- Data lines:
>> start

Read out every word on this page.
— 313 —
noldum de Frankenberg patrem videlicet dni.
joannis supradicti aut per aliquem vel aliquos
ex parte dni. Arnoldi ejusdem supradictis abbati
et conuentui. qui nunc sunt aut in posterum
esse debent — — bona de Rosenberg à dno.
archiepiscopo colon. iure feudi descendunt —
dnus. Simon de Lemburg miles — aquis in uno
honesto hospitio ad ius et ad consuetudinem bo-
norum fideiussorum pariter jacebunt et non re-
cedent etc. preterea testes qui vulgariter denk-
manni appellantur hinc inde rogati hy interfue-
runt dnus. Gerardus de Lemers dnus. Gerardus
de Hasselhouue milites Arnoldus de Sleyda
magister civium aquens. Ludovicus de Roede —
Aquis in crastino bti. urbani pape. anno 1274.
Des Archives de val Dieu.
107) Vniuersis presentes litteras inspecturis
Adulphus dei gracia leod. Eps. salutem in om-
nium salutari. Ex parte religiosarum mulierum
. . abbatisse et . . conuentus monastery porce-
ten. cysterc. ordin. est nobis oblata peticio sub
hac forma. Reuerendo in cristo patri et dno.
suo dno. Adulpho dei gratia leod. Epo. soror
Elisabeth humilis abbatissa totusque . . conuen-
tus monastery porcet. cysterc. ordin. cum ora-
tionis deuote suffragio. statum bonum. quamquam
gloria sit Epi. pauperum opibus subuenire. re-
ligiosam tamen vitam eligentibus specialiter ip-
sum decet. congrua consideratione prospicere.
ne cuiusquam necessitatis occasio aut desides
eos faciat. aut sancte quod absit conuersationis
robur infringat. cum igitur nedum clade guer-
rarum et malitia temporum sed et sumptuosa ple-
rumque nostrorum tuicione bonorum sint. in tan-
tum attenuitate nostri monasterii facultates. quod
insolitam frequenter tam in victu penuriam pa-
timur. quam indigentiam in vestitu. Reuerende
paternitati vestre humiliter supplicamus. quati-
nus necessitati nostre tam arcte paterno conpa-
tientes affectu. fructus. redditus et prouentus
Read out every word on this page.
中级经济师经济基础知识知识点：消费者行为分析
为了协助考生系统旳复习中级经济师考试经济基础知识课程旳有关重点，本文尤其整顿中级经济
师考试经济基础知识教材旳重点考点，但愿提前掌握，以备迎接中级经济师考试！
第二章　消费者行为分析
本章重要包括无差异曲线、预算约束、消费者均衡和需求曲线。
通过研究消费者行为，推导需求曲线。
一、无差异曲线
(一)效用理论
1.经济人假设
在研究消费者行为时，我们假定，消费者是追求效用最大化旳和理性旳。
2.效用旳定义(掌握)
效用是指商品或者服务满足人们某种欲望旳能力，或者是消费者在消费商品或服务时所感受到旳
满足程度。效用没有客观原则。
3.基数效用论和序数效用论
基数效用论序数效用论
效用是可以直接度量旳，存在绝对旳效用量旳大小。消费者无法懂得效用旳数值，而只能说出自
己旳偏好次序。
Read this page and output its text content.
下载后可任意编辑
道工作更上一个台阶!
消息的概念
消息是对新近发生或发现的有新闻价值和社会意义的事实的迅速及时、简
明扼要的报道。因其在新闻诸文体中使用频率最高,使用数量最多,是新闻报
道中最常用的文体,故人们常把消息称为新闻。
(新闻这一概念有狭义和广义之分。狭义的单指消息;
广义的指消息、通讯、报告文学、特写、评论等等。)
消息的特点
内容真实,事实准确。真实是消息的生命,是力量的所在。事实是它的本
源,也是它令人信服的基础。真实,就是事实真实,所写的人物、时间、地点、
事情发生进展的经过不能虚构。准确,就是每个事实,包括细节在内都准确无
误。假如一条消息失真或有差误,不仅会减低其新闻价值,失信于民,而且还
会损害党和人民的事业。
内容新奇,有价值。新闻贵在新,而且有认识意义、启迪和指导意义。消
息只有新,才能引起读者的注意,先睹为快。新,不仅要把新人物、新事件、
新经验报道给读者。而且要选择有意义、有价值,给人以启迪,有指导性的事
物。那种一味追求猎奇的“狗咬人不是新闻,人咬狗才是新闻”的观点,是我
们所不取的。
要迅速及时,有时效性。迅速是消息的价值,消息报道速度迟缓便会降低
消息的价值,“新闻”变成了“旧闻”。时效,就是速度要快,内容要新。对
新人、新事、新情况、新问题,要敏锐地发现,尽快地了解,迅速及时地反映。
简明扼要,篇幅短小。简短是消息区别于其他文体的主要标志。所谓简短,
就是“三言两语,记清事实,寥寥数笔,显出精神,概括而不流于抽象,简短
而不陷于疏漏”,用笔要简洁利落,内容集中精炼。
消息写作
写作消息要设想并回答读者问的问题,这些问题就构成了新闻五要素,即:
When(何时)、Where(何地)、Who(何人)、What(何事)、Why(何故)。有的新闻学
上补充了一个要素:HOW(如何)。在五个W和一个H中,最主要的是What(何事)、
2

>> end

- What is being asked: Nothing should be changed: write out all of the data as is.

- Solution to the problem:
Read out every word on this page.
— 313 —
noldum de Frankenberg patrem videlicet dni.
joannis supradicti aut per aliquem vel aliquos
ex parte dni. Arnoldi ejusdem supradictis abbati
et conuentui. qui nunc sunt aut in posterum
esse debent — — bona de Rosenberg à dno.
archiepiscopo colon. iure feudi descendunt —
dnus. Simon de Lemburg miles — aquis in uno
honesto hospitio ad ius et ad consuetudinem bo-
norum fideiussorum pariter jacebunt et non re-
cedent etc. preterea testes qui vulgariter denk-
manni appellantur hinc inde rogati hy interfue-
runt dnus. Gerardus de Lemers dnus. Gerardus
de Hasselhouue milites Arnoldus de Sleyda
magister civium aquens. Ludovicus de Roede —
Aquis in crastino bti. urbani pape. anno 1274.
Des Archives de val Dieu.
107) Vniuersis presentes litteras inspecturis
Adulphus dei gracia leod. Eps. salutem in om-
nium salutari. Ex parte religiosarum mulierum
. . abbatisse et . . conuentus monastery porce-
ten. cysterc. ordin. est nobis oblata peticio sub
hac forma. Reuerendo in cristo patri et dno.
suo dno. Adulpho dei gratia leod. Epo. soror
Elisabeth humilis abbatissa totusque . . conuen-
tus monastery porcet. cysterc. ordin. cum ora-
tionis deuote suffragio. statum bonum. quamquam
gloria sit Epi. pauperum opibus subuenire. re-
ligiosam tamen vitam eligentibus specialiter ip-
sum decet. congrua consideratione prospicere.
ne cuiusquam necessitatis occasio aut desides
eos faciat. aut sancte quod absit conuersationis
robur infringat. cum igitur nedum clade guer-
rarum et malitia temporum sed et sumptuosa ple-
rumque nostrorum tuicione bonorum sint. in tan-
tum attenuitate nostri monasterii facultates. quod
insolitam frequenter tam in victu penuriam pa-
timur. quam indigentiam in vestitu. Reuerende
paternitati vestre humiliter supplicamus. quati-
nus necessitati nostre tam arcte paterno conpa-
tientes affectu. fructus. redditus et prouentus
Read out every word on this page.
中级经济师经济基础知识知识点：消费者行为分析
为了协助考生系统旳复习中级经济师考试经济基础知识课程旳有关重点，本文尤其整顿中级经济
师考试经济基础知识教材旳重点考点，但愿提前掌握，以备迎接中级经济师考试！
第二章　消费者行为分析
本章重要包括无差异曲线、预算约束、消费者均衡和需求曲线。
通过研究消费者行为，推导需求曲线。
一、无差异曲线
(一)效用理论
1.经济人假设
在研究消费者行为时，我们假定，消费者是追求效用最大化旳和理性旳。
2.效用旳定义(掌握)
效用是指商品或者服务满足人们某种欲望旳能力，或者是消费者在消费商品或服务时所感受到旳
满足程度。效用没有客观原则。
3.基数效用论和序数效用论
基数效用论序数效用论
效用是可以直接度量旳，存在绝对旳效用量旳大小。消费者无法懂得效用旳数值，而只能说出自
己旳偏好次序。
Read this page and output its text content.
下载后可任意编辑
道工作更上一个台阶!
消息的概念
消息是对新近发生或发现的有新闻价值和社会意义的事实的迅速及时、简
明扼要的报道。因其在新闻诸文体中使用频率最高,使用数量最多,是新闻报
道中最常用的文体,故人们常把消息称为新闻。
(新闻这一概念有狭义和广义之分。狭义的单指消息;
广义的指消息、通讯、报告文学、特写、评论等等。)
消息的特点
内容真实,事实准确。真实是消息的生命,是力量的所在。事实是它的本
源,也是它令人信服的基础。真实,就是事实真实,所写的人物、时间、地点、
事情发生进展的经过不能虚构。准确,就是每个事实,包括细节在内都准确无
误。假如一条消息失真或有差误,不仅会减低其新闻价值,失信于民,而且还
会损害党和人民的事业。
内容新奇,有价值。新闻贵在新,而且有认识意义、启迪和指导意义。消
息只有新,才能引起读者的注意,先睹为快。新,不仅要把新人物、新事件、
新经验报道给读者。而且要选择有意义、有价值,给人以启迪,有指导性的事
物。那种一味追求猎奇的“狗咬人不是新闻,人咬狗才是新闻”的观点,是我
们所不取的。
要迅速及时,有时效性。迅速是消息的价值,消息报道速度迟缓便会降低
消息的价值,“新闻”变成了“旧闻”。时效,就是速度要快,内容要新。对
新人、新事、新情况、新问题,要敏锐地发现,尽快地了解,迅速及时地反映。
简明扼要,篇幅短小。简短是消息区别于其他文体的主要标志。所谓简短,
就是“三言两语,记清事实,寥寥数笔,显出精神,概括而不流于抽象,简短
而不陷于疏漏”,用笔要简洁利落,内容集中精炼。
消息写作
写作消息要设想并回答读者问的问题,这些问题就构成了新闻五要素,即:
When(何时)、Where(何地)、Who(何人)、What(何事)、Why(何故)。有的新闻学
上补充了一个要素:HOW(如何)。在五个W和一个H中,最主要的是What(何事)、
2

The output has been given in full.